─── Provided records ───

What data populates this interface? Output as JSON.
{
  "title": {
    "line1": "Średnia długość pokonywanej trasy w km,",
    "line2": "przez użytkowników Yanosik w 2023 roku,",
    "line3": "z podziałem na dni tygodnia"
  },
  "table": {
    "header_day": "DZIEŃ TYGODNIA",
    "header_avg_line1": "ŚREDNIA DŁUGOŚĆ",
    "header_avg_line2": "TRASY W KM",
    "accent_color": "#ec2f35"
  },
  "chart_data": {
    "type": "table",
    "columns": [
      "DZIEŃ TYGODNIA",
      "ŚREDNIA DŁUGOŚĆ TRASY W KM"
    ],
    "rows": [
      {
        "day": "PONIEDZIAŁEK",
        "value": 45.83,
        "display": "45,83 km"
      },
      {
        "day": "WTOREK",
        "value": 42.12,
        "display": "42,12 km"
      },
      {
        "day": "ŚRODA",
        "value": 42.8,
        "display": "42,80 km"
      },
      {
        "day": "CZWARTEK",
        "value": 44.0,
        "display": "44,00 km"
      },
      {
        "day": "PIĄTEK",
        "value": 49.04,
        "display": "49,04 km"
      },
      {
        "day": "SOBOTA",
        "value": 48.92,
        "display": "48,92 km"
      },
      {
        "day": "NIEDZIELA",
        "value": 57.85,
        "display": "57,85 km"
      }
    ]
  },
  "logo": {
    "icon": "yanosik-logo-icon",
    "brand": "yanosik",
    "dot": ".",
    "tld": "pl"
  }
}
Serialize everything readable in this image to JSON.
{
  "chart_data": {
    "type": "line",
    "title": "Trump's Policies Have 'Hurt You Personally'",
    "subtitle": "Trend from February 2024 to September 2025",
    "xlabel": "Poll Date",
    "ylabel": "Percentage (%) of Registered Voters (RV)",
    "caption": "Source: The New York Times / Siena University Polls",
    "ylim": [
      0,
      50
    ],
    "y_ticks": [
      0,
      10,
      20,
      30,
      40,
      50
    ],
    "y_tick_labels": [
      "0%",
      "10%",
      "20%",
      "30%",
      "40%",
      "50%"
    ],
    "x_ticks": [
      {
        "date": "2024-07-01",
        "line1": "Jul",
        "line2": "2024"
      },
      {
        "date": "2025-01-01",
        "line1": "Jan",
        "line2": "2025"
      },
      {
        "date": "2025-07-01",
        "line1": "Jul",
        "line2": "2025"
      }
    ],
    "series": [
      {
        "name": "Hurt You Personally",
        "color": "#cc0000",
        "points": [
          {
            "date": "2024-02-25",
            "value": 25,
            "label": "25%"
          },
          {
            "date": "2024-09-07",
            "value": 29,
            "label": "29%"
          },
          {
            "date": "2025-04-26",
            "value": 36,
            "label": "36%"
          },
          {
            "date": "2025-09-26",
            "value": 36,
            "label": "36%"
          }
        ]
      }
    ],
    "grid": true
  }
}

───

__What needs to be done__. Please restate the records in full, word for word.

__Full output__.
What data populates this interface? Output as JSON.
{
  "title": {
    "line1": "Średnia długość pokonywanej trasy w km,",
    "line2": "przez użytkowników Yanosik w 2023 roku,",
    "line3": "z podziałem na dni tygodnia"
  },
  "table": {
    "header_day": "DZIEŃ TYGODNIA",
    "header_avg_line1": "ŚREDNIA DŁUGOŚĆ",
    "header_avg_line2": "TRASY W KM",
    "accent_color": "#ec2f35"
  },
  "chart_data": {
    "type": "table",
    "columns": [
      "DZIEŃ TYGODNIA",
      "ŚREDNIA DŁUGOŚĆ TRASY W KM"
    ],
    "rows": [
      {
        "day": "PONIEDZIAŁEK",
        "value": 45.83,
        "display": "45,83 km"
      },
      {
        "day": "WTOREK",
        "value": 42.12,
        "display": "42,12 km"
      },
      {
        "day": "ŚRODA",
        "value": 42.8,
        "display": "42,80 km"
      },
      {
        "day": "CZWARTEK",
        "value": 44.0,
        "display": "44,00 km"
      },
      {
        "day": "PIĄTEK",
        "value": 49.04,
        "display": "49,04 km"
      },
      {
        "day": "SOBOTA",
        "value": 48.92,
        "display": "48,92 km"
      },
      {
        "day": "NIEDZIELA",
        "value": 57.85,
        "display": "57,85 km"
      }
    ]
  },
  "logo": {
    "icon": "yanosik-logo-icon",
    "brand": "yanosik",
    "dot": ".",
    "tld": "pl"
  }
}
Serialize everything readable in this image to JSON.
{
  "chart_data": {
    "type": "line",
    "title": "Trump's Policies Have 'Hurt You Personally'",
    "subtitle": "Trend from February 2024 to September 2025",
    "xlabel": "Poll Date",
    "ylabel": "Percentage (%) of Registered Voters (RV)",
    "caption": "Source: The New York Times / Siena University Polls",
    "ylim": [
      0,
      50
    ],
    "y_ticks": [
      0,
      10,
      20,
      30,
      40,
      50
    ],
    "y_tick_labels": [
      "0%",
      "10%",
      "20%",
      "30%",
      "40%",
      "50%"
    ],
    "x_ticks": [
      {
        "date": "2024-07-01",
        "line1": "Jul",
        "line2": "2024"
      },
      {
        "date": "2025-01-01",
        "line1": "Jan",
        "line2": "2025"
      },
      {
        "date": "2025-07-01",
        "line1": "Jul",
        "line2": "2025"
      }
    ],
    "series": [
      {
        "name": "Hurt You Personally",
        "color": "#cc0000",
        "points": [
          {
            "date": "2024-02-25",
            "value": 25,
            "label": "25%"
          },
          {
            "date": "2024-09-07",
            "value": 29,
            "label": "29%"
          },
          {
            "date": "2025-04-26",
            "value": 36,
            "label": "36%"
          },
          {
            "date": "2025-09-26",
            "value": 36,
            "label": "36%"
          }
        ]
      }
    ],
    "grid": true
  }
}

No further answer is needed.